Accéder au contenu principal

Ce qui m'embête (# Maria Pourchet # Neige Sinno)

Champsaur

J'ai lu à la suite Western de Maria Pourchet et Triste Tigre de Neige Sinno. Vue de loin, les deux livres n'ont en commun que d'être phares dans la prolifique rentrée littéraire. Ils n'ont d'ailleurs pas le même rythme Western est galopant pour reprendre l'adjectif le plus utilisé dans les critiques et je l'ai lu avec lenteur, tandis que Triste tigre est lent et je l'ai lu d'une traite. Quant aux histoires, elles n'ont a priori - encore une fois vues de loin - rien à voir : Western se veut celle d'une rencontre entre deux personnes brisées par leur époque qui  construisent une nouvelle  relation, tandis que Triste tigre est le récit de l'autrice pour se délier, ie se détacher, couper les liens, d'avec ce beau-père, mari de sa mère,  qui l'a violée toute son enfance.
# # # #
**Exercice**
Prolongez la critique qui compare Western et Triste Tigre au-delà de sa dernière phrase. Les entrées ci-après proviennent d'une autre source.

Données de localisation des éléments
# # # #
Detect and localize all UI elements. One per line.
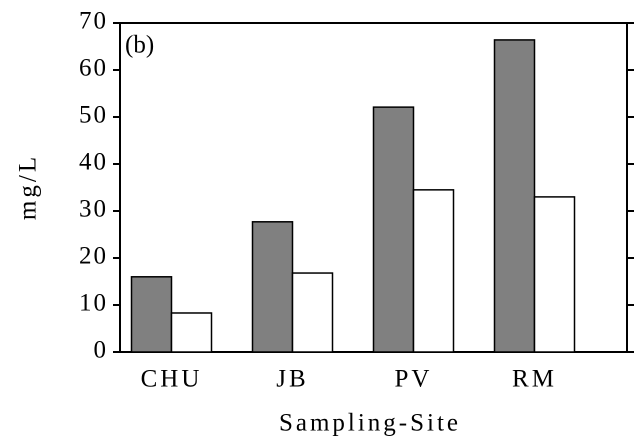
bar (170, 312, 213, 353)
x-tick-label: CHU (141, 366, 203, 393)
y-tick-label: 50 (79, 102, 108, 129)
annotation: (b) (125, 32, 154, 59)
y-tick-label: 0 (94, 337, 109, 364)
y-tick-label: 20 (79, 243, 108, 270)
y-tick-label: 70 (79, 8, 108, 35)
bar (130, 276, 173, 353)
x-tick-label: PV (395, 366, 433, 393)
x-tick-label: RM (512, 366, 557, 393)
y-tick-label: 60 (79, 55, 108, 82)
bar (493, 39, 536, 353)
x-tick-label: JB (276, 366, 308, 393)
y-tick-label: 10 (79, 290, 108, 317)
bar (291, 272, 334, 353)
bar (251, 221, 294, 353)
bar (372, 106, 415, 353)
y-tick-label: 30 (79, 196, 108, 223)
y-axis-label: mg/L (15, 154, 42, 220)
x-axis-label: Sampling-Site (279, 410, 461, 437)
bar (412, 189, 455, 353)
bar (533, 196, 576, 353)
y-tick-label: 40 (79, 149, 108, 176)
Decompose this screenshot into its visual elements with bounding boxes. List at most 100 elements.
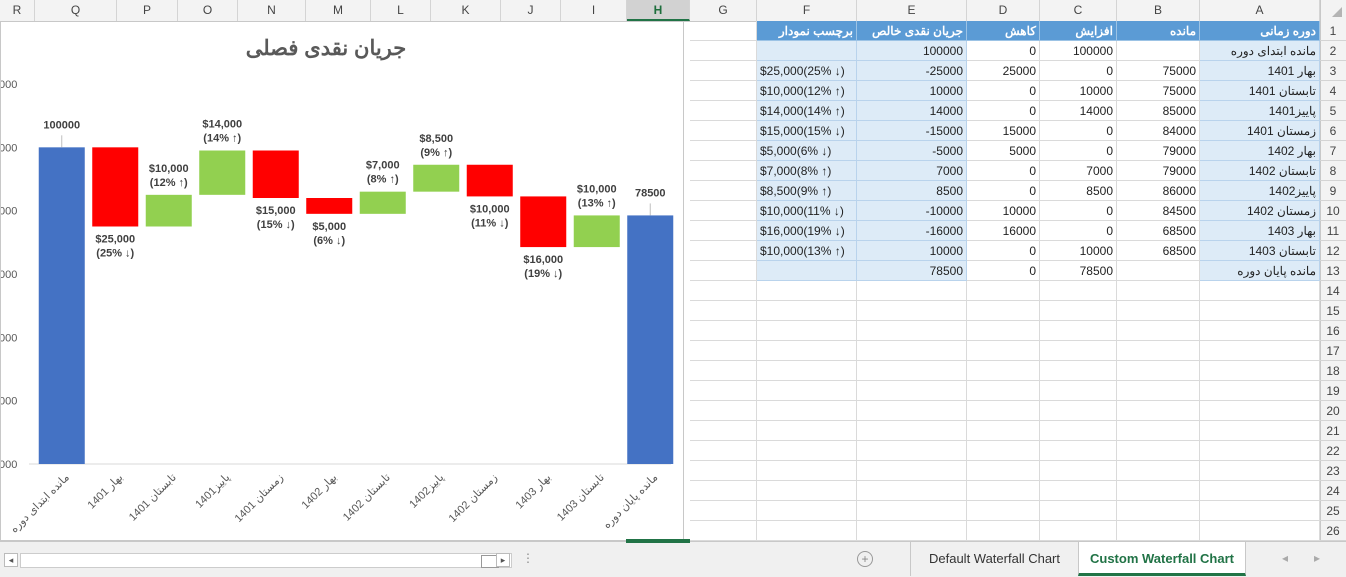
- cell-d23[interactable]: [967, 461, 1040, 481]
- column-header-j[interactable]: J: [501, 0, 561, 21]
- cell-f23[interactable]: [757, 461, 857, 481]
- cell-c6[interactable]: 0: [1040, 121, 1117, 141]
- cell-c14[interactable]: [1040, 281, 1117, 301]
- cell-c9[interactable]: 8500: [1040, 181, 1117, 201]
- column-header-r[interactable]: R: [0, 0, 35, 21]
- cell-e14[interactable]: [857, 281, 967, 301]
- cell-c23[interactable]: [1040, 461, 1117, 481]
- cell-d21[interactable]: [967, 421, 1040, 441]
- cell-c25[interactable]: [1040, 501, 1117, 521]
- cell-b24[interactable]: [1117, 481, 1200, 501]
- row-header-6[interactable]: 6: [1320, 121, 1346, 141]
- cell-b7[interactable]: 79000: [1117, 141, 1200, 161]
- cell-b16[interactable]: [1117, 321, 1200, 341]
- tab-default-waterfall[interactable]: Default Waterfall Chart: [910, 542, 1078, 576]
- cell-a24[interactable]: [1200, 481, 1320, 501]
- cell-e26[interactable]: [857, 521, 967, 541]
- cell-a7[interactable]: بهار 1402: [1200, 141, 1320, 161]
- cell-g14[interactable]: [690, 281, 757, 301]
- cell-g7[interactable]: [690, 141, 757, 161]
- cell-f20[interactable]: [757, 401, 857, 421]
- tab-scroll-right-icon[interactable]: ▸: [1314, 551, 1321, 565]
- cell-b19[interactable]: [1117, 381, 1200, 401]
- cell-a12[interactable]: تابستان 1403: [1200, 241, 1320, 261]
- cell-g25[interactable]: [690, 501, 757, 521]
- cell-d16[interactable]: [967, 321, 1040, 341]
- cell-g10[interactable]: [690, 201, 757, 221]
- cell-f7[interactable]: $5,000(6% ↓): [757, 141, 857, 161]
- column-header-f[interactable]: F: [757, 0, 857, 21]
- cell-a5[interactable]: پاییز1401: [1200, 101, 1320, 121]
- row-header-10[interactable]: 10: [1320, 201, 1346, 221]
- cell-a16[interactable]: [1200, 321, 1320, 341]
- row-header-13[interactable]: 13: [1320, 261, 1346, 281]
- cell-d8[interactable]: 0: [967, 161, 1040, 181]
- cell-e23[interactable]: [857, 461, 967, 481]
- cell-b3[interactable]: 75000: [1117, 61, 1200, 81]
- cell-f12[interactable]: $10,000(13% ↑): [757, 241, 857, 261]
- row-header-2[interactable]: 2: [1320, 41, 1346, 61]
- split-handle[interactable]: ⋮: [522, 551, 534, 565]
- row-header-18[interactable]: 18: [1320, 361, 1346, 381]
- cell-f3[interactable]: $25,000(25% ↓): [757, 61, 857, 81]
- waterfall-chart[interactable]: جریان نقدی فصلی 000 000 000 000 000 000 000 100…: [0, 21, 684, 541]
- cell-f11[interactable]: $16,000(19% ↓): [757, 221, 857, 241]
- cell-c3[interactable]: 0: [1040, 61, 1117, 81]
- row-header-15[interactable]: 15: [1320, 301, 1346, 321]
- cell-b6[interactable]: 84000: [1117, 121, 1200, 141]
- cell-d18[interactable]: [967, 361, 1040, 381]
- cell-e16[interactable]: [857, 321, 967, 341]
- cell-a25[interactable]: [1200, 501, 1320, 521]
- cell-f2[interactable]: [757, 41, 857, 61]
- horizontal-scrollbar[interactable]: [20, 553, 512, 568]
- cell-b20[interactable]: [1117, 401, 1200, 421]
- cell-e21[interactable]: [857, 421, 967, 441]
- cell-d5[interactable]: 0: [967, 101, 1040, 121]
- cell-d2[interactable]: 0: [967, 41, 1040, 61]
- column-header-m[interactable]: M: [306, 0, 371, 21]
- cell-f24[interactable]: [757, 481, 857, 501]
- cell-e13[interactable]: 78500: [857, 261, 967, 281]
- cell-e10[interactable]: -10000: [857, 201, 967, 221]
- cell-c11[interactable]: 0: [1040, 221, 1117, 241]
- cell-f22[interactable]: [757, 441, 857, 461]
- cell-b5[interactable]: 85000: [1117, 101, 1200, 121]
- cell-a26[interactable]: [1200, 521, 1320, 541]
- column-header-e[interactable]: E: [857, 0, 967, 21]
- row-header-17[interactable]: 17: [1320, 341, 1346, 361]
- row-header-7[interactable]: 7: [1320, 141, 1346, 161]
- cell-a17[interactable]: [1200, 341, 1320, 361]
- row-header-4[interactable]: 4: [1320, 81, 1346, 101]
- cell-b13[interactable]: [1117, 261, 1200, 281]
- cell-b1[interactable]: مانده: [1117, 21, 1200, 41]
- cell-c20[interactable]: [1040, 401, 1117, 421]
- row-header-16[interactable]: 16: [1320, 321, 1346, 341]
- column-header-g[interactable]: G: [690, 0, 757, 21]
- row-header-20[interactable]: 20: [1320, 401, 1346, 421]
- cell-d20[interactable]: [967, 401, 1040, 421]
- cell-b21[interactable]: [1117, 421, 1200, 441]
- cell-c26[interactable]: [1040, 521, 1117, 541]
- column-header-d[interactable]: D: [967, 0, 1040, 21]
- cell-e1[interactable]: جریان نقدی خالص: [857, 21, 967, 41]
- cell-f15[interactable]: [757, 301, 857, 321]
- cell-g18[interactable]: [690, 361, 757, 381]
- cell-f14[interactable]: [757, 281, 857, 301]
- add-sheet-icon[interactable]: +: [857, 551, 873, 567]
- cell-g5[interactable]: [690, 101, 757, 121]
- column-header-n[interactable]: N: [238, 0, 306, 21]
- row-header-11[interactable]: 11: [1320, 221, 1346, 241]
- column-header-b[interactable]: B: [1117, 0, 1200, 21]
- cell-g13[interactable]: [690, 261, 757, 281]
- row-header-21[interactable]: 21: [1320, 421, 1346, 441]
- row-header-12[interactable]: 12: [1320, 241, 1346, 261]
- cell-b26[interactable]: [1117, 521, 1200, 541]
- cell-g12[interactable]: [690, 241, 757, 261]
- cell-g4[interactable]: [690, 81, 757, 101]
- column-header-c[interactable]: C: [1040, 0, 1117, 21]
- cell-d6[interactable]: 15000: [967, 121, 1040, 141]
- cell-f1[interactable]: برچسب نمودار: [757, 21, 857, 41]
- column-header-p[interactable]: P: [117, 0, 178, 21]
- cell-g23[interactable]: [690, 461, 757, 481]
- cell-a18[interactable]: [1200, 361, 1320, 381]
# # # #
**Résultat attendu**
D'un côté on noue, de l'autre on dénoue.

Pour celles et ceux qui voudraient lire les deux livres sans en savoir trop, ne pas lire ce qui suit.  

Pourtant, les deux hommes dont on parle dans ces livres ont des traits communs, celui des hommes dans ce monde qui se croient tout permis jusque parce qu'ils sont des hommes, qui prennent parce que c'est là, qui font ce qu'ils font parce que "ils le peuvent". Les deux s'en sortent. Aucun des deux n'a mon indulgence, mais dans Western l'autrice lui trouve une porte de sortie, un mea culpa en forme d'autocritique publique qui, encore une fois, le met sur le devant de la scène (décidément, les hommes ne savent ni se taire, ni se faire discrets).

On peut se dire qu'ils sont perdus, on peut se dire qu'ils paient leurs erreurs, on peut leur trouver plein d'excuses ou de circonstances atténuantes, ils sont, dans les deux histoires,  dans une position dominante, en se "servant" de ce qu'il ont sous la main (en l'occurence une jeune femme et une enfant) sans se poser plus de questions. Et quand ils se font rattraper, ils sont d'abord surpris. Ils paient leur tribut et hop c'est reparti pour une nouvelle vie, parce qu'eux aussi ont droit à une nouvelle chance.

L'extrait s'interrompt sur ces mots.